EXERCISE BRIEF: Work out how many lines include "Saxess" and answer with that number only.

+ + + + +

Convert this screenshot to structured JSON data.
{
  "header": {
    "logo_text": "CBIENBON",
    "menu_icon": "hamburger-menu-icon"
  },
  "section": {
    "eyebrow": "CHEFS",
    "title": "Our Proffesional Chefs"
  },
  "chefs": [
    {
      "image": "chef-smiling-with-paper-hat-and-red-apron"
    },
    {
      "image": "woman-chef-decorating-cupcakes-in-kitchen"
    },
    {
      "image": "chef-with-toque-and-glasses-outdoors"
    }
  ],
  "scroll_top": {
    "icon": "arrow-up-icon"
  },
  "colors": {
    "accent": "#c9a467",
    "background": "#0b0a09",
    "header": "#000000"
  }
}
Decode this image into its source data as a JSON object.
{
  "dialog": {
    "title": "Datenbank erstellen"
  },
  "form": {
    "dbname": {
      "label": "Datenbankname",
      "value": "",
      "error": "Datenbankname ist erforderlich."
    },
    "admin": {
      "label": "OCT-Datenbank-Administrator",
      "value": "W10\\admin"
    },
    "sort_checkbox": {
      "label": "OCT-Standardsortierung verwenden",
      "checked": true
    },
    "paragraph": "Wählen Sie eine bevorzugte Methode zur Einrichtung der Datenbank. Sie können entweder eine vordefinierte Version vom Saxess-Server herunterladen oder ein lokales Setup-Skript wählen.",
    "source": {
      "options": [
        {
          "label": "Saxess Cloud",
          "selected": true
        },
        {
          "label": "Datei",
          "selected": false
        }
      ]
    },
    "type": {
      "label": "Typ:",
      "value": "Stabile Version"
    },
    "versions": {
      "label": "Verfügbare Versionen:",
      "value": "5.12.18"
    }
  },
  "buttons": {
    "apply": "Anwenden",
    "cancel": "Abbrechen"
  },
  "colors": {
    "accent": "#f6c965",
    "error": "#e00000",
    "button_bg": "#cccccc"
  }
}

+ + + + +

TASK OUTPUT: 2